*Exercise objective:* Copy out all the lines in the records that include the word "this".

*Given information:*
○ ○ ○ ○ ○

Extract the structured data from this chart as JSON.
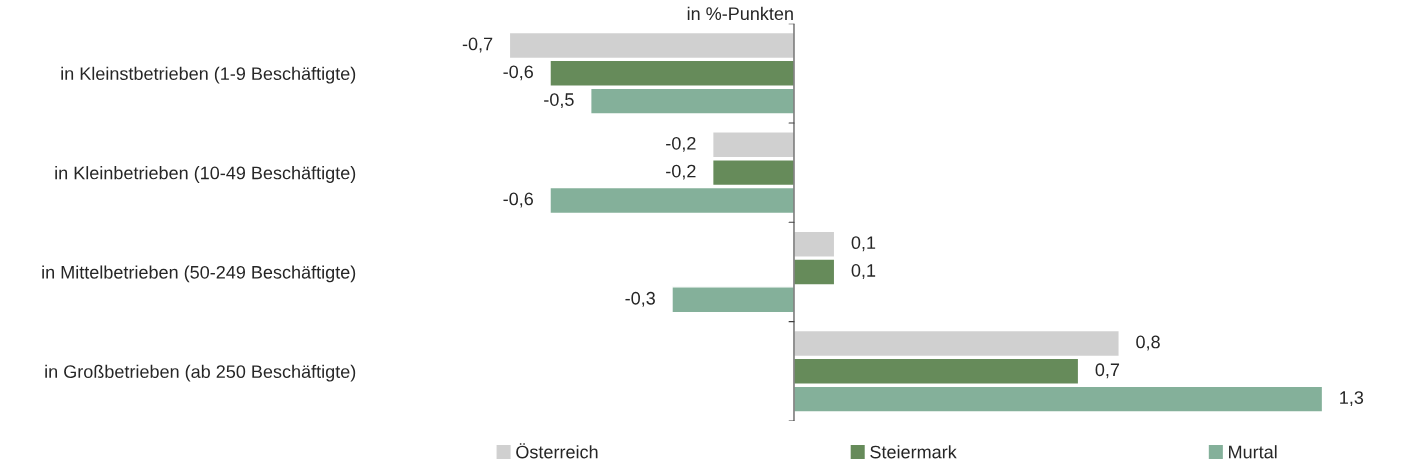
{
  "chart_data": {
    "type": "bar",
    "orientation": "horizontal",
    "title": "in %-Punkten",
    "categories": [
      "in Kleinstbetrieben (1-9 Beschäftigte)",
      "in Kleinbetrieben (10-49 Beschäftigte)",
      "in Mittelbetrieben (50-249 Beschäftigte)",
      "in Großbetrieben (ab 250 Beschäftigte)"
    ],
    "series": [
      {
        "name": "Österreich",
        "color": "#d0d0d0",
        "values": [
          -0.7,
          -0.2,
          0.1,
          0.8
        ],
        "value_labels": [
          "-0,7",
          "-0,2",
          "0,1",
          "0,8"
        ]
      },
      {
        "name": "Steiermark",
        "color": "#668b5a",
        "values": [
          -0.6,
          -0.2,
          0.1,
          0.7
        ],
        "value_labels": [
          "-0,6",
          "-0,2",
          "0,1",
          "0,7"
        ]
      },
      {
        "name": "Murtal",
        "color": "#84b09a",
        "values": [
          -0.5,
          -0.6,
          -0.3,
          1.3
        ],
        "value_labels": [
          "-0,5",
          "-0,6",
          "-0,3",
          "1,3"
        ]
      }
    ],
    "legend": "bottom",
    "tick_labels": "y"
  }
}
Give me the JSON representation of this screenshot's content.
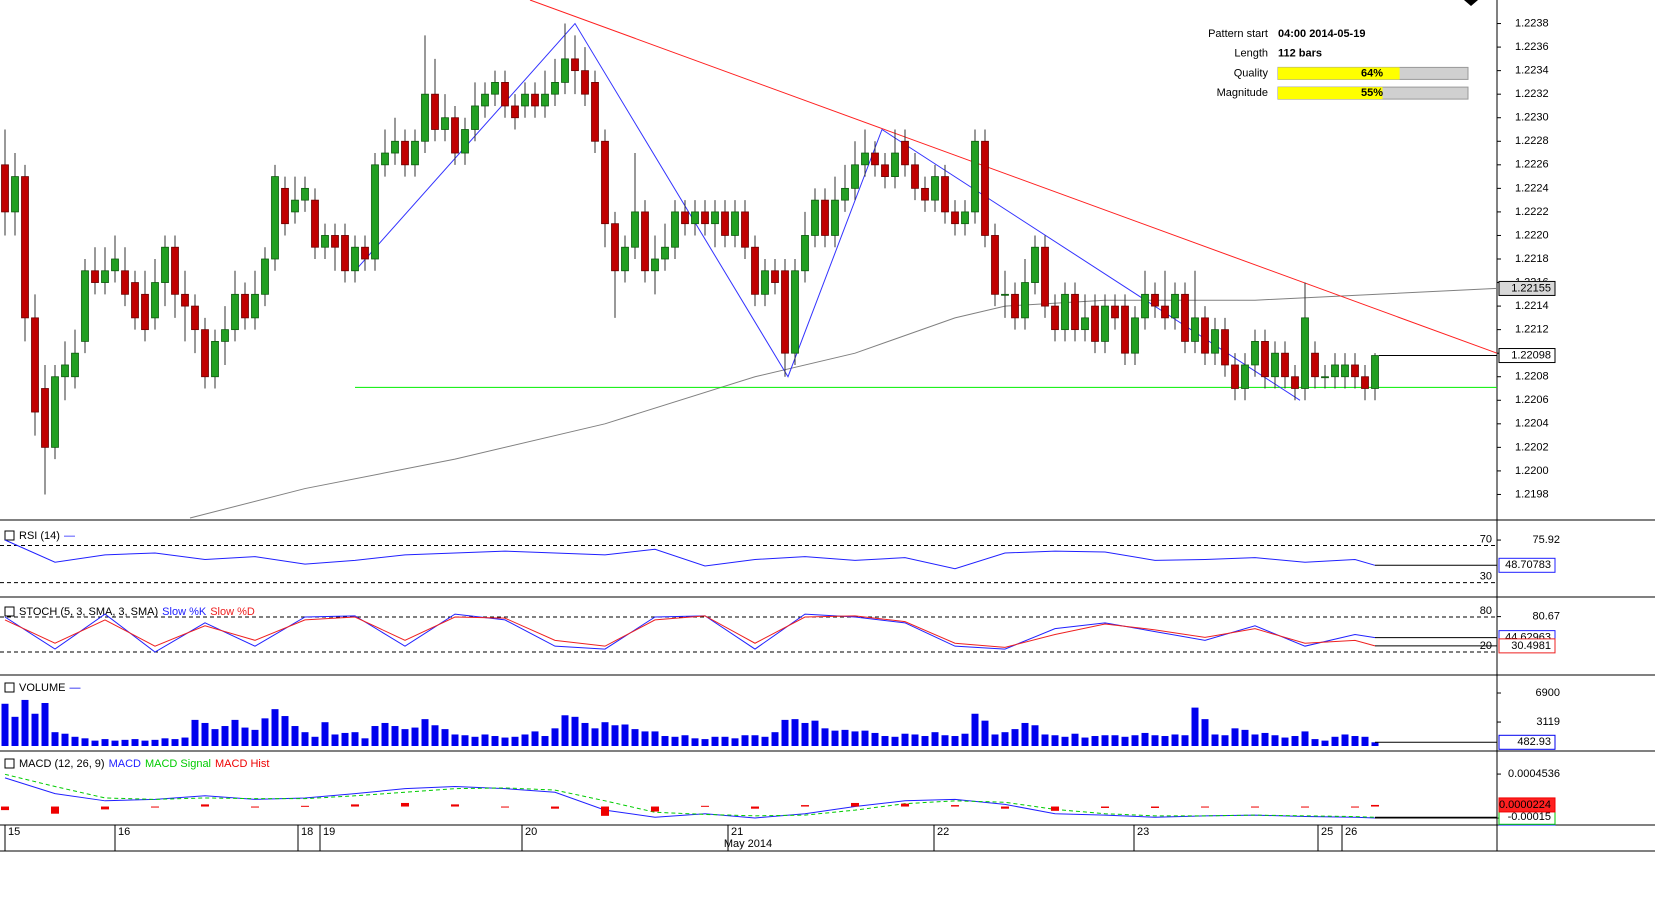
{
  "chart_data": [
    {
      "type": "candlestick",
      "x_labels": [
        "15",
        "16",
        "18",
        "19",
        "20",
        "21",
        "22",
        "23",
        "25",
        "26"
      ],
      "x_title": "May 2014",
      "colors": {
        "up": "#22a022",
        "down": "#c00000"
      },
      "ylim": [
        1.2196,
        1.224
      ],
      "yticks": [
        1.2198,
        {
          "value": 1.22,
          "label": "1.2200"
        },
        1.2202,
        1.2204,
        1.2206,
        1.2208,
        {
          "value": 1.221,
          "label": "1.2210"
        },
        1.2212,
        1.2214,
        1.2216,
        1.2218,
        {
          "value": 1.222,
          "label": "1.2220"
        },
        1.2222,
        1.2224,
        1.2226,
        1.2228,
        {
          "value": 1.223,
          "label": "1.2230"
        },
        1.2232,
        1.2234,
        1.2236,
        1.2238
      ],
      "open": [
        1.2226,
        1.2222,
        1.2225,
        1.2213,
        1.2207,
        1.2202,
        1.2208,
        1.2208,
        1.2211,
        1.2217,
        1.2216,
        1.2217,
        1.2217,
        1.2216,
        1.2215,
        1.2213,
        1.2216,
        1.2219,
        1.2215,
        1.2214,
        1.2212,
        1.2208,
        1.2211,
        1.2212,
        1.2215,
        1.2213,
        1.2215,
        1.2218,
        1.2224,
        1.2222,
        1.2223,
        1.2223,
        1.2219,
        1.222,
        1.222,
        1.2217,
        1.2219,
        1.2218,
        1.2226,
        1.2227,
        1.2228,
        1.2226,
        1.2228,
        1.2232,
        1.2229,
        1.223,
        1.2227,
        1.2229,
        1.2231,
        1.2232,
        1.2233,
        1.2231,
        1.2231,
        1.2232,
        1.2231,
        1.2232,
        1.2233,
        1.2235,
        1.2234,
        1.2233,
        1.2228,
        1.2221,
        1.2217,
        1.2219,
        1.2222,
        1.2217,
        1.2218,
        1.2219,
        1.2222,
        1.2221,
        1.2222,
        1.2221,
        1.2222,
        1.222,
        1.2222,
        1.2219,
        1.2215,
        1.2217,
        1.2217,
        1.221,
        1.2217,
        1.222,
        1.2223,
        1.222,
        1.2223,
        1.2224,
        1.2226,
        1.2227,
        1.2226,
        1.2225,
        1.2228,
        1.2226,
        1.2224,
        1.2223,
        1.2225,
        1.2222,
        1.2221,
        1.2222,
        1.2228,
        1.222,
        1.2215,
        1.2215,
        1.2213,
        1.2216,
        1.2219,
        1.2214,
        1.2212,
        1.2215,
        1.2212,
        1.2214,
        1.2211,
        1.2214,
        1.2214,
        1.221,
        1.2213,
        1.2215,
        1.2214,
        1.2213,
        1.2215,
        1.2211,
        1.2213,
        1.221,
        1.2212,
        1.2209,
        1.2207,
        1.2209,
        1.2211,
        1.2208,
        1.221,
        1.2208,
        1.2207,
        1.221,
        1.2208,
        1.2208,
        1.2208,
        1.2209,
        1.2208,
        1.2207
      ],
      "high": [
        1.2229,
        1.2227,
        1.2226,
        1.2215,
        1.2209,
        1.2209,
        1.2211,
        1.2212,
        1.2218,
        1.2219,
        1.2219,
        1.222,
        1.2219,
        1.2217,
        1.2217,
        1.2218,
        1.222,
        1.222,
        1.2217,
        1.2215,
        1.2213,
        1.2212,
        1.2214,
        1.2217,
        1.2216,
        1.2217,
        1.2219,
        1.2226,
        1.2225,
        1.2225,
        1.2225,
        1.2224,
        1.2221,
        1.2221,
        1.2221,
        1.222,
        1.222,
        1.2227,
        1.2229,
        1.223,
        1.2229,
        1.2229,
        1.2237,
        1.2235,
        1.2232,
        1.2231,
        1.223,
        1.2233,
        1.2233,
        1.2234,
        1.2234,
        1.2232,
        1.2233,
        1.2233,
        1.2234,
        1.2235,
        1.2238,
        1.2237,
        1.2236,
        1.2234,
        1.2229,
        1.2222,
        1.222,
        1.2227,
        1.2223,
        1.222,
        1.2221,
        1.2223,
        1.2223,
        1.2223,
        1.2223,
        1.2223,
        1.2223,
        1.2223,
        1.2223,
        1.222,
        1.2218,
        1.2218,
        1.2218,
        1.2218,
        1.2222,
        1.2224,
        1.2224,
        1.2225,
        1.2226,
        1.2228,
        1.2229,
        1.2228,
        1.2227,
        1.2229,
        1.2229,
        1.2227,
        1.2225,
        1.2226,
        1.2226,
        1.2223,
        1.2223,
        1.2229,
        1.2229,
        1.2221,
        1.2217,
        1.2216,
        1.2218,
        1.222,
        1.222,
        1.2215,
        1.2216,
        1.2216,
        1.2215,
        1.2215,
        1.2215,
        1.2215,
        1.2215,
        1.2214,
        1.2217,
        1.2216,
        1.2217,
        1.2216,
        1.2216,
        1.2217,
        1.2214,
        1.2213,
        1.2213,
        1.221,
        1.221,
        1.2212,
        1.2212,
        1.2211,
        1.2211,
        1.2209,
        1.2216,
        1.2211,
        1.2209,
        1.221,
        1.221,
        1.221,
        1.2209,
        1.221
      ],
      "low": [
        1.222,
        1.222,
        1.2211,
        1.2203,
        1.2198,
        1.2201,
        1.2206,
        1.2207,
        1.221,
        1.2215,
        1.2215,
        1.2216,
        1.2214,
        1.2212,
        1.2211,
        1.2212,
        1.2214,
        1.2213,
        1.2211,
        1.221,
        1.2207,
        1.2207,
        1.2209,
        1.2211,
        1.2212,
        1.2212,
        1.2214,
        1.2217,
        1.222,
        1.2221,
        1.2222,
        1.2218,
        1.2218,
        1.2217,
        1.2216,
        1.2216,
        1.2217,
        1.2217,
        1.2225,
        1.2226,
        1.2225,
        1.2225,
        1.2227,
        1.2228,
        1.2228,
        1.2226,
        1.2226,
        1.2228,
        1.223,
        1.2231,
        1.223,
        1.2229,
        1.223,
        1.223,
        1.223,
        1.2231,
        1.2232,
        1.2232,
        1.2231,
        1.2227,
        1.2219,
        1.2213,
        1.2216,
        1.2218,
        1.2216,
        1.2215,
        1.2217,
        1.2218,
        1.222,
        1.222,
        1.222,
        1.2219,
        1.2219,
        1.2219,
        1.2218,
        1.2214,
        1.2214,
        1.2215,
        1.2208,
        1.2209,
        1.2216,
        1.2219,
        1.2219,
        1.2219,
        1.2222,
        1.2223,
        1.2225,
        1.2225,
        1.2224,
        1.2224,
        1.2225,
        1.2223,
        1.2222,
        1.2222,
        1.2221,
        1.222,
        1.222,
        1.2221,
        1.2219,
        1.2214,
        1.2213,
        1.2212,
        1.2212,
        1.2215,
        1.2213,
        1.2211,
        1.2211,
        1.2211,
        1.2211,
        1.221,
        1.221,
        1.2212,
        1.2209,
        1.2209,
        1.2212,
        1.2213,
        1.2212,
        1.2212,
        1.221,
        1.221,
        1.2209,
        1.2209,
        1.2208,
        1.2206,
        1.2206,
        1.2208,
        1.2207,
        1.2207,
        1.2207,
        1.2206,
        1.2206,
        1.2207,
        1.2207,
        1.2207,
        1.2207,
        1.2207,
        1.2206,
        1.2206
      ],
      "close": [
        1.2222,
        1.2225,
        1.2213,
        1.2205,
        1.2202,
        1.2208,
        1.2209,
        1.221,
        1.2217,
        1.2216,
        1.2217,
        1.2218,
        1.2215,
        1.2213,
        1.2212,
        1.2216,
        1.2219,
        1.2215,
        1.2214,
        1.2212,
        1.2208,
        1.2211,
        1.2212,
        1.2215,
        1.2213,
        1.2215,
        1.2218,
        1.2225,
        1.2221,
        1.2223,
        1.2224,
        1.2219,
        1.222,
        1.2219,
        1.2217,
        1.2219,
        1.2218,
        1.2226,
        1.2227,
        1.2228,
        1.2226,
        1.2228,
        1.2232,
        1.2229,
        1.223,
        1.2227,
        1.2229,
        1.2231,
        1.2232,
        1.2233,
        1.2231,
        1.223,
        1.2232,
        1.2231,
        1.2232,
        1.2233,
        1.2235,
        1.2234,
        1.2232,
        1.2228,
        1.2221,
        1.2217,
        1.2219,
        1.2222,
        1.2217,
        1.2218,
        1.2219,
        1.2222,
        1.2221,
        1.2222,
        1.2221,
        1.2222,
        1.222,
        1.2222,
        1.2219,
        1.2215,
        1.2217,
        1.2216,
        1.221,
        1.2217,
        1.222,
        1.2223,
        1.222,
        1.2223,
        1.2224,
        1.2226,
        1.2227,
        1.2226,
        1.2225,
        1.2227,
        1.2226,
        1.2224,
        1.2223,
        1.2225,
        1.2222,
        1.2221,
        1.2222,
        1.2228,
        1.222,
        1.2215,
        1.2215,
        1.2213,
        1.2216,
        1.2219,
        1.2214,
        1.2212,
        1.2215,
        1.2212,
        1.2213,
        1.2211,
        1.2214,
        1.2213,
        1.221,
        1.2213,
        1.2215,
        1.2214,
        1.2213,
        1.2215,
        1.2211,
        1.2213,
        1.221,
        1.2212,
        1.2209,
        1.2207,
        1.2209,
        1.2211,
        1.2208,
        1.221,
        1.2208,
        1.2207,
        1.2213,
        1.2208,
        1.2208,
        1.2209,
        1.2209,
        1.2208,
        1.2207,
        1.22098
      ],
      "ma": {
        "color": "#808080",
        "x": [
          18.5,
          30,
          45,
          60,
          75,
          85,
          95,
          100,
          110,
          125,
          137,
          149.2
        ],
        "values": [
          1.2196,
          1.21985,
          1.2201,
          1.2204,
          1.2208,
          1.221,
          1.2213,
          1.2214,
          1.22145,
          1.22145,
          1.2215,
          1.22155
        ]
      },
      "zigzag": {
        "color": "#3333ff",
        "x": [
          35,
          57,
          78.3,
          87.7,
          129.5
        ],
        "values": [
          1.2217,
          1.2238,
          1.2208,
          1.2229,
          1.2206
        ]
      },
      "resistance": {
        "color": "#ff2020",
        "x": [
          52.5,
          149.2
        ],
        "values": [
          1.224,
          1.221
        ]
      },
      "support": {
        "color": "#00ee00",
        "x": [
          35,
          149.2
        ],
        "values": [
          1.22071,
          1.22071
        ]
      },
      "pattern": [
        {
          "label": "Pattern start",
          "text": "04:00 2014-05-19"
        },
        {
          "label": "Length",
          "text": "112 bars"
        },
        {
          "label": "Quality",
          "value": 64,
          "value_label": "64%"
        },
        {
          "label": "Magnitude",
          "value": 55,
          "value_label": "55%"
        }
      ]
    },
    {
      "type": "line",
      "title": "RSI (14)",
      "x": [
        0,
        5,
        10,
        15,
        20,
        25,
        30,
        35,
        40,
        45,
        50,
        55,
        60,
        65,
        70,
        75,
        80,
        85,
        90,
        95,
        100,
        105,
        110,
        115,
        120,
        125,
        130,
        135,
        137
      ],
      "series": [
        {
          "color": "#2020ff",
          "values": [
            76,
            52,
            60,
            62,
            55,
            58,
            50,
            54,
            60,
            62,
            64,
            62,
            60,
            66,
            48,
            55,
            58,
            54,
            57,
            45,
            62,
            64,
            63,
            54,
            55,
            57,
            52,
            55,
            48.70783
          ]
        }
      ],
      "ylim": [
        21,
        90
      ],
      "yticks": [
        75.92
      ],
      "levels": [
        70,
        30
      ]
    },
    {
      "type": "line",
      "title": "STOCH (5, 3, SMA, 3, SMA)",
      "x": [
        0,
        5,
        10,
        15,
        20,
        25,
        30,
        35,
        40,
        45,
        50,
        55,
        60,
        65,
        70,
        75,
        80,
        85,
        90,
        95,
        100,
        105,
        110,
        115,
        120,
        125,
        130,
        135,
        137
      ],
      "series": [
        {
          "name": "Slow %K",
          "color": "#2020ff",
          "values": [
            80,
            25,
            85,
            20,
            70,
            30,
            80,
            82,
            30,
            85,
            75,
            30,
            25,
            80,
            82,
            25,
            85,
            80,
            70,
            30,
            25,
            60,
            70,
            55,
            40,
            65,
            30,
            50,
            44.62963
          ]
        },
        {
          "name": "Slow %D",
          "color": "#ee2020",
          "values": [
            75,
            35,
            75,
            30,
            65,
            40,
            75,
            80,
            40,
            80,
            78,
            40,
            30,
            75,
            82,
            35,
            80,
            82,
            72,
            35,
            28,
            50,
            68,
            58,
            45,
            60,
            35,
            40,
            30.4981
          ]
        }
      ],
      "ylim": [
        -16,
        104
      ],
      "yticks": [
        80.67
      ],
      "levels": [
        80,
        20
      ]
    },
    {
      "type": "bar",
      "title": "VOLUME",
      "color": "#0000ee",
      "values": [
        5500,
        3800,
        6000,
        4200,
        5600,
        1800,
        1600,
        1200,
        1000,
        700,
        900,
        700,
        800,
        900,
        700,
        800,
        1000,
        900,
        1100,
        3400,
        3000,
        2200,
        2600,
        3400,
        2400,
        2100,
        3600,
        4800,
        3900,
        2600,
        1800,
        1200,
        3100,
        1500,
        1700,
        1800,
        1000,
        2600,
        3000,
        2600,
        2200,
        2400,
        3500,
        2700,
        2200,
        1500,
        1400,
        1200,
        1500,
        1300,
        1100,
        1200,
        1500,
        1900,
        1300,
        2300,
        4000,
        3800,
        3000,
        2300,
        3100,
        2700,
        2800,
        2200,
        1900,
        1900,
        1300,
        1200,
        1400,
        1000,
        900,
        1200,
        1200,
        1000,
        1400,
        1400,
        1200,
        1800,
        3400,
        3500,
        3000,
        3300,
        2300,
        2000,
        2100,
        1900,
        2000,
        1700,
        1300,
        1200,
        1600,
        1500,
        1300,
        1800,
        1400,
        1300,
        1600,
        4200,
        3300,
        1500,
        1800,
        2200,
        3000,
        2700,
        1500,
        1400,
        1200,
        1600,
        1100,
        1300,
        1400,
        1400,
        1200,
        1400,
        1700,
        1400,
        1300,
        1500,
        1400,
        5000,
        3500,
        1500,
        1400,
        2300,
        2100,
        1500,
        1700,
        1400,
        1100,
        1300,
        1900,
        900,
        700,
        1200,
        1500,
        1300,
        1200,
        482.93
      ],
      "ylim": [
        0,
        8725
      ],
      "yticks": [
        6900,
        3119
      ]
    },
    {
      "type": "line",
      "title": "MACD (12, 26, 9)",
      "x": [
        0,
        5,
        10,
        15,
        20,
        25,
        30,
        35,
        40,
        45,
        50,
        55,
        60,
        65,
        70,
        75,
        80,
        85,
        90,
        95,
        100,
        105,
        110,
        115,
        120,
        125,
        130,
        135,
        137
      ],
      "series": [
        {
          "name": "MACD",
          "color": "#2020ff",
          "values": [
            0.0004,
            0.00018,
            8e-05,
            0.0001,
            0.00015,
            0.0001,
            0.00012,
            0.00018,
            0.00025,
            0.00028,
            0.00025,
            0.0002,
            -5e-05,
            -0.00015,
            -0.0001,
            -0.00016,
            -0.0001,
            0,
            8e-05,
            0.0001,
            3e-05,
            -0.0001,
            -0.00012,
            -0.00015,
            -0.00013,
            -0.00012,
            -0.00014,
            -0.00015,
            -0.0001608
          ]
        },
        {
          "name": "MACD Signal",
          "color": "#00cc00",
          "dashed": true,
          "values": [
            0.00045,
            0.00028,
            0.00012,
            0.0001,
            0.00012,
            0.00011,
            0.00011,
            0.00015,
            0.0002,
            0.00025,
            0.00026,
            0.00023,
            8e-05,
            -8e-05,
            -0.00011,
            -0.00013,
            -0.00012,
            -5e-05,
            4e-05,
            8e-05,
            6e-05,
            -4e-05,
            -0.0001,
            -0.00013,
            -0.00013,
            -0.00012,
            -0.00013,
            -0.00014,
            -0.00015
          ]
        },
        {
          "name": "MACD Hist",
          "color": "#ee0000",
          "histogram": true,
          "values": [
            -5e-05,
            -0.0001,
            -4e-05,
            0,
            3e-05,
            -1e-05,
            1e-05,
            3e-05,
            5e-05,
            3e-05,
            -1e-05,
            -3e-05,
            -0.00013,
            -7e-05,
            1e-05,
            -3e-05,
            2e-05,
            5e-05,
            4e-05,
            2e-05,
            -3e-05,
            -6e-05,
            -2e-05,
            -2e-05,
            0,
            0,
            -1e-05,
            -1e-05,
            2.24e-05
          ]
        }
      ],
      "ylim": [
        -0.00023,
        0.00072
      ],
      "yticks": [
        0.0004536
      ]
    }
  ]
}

○ ○ ○ ○ ○

*Expected answer:*
Extract the structured data from this chart as JSON.
Give me the JSON representation of this screenshot's content.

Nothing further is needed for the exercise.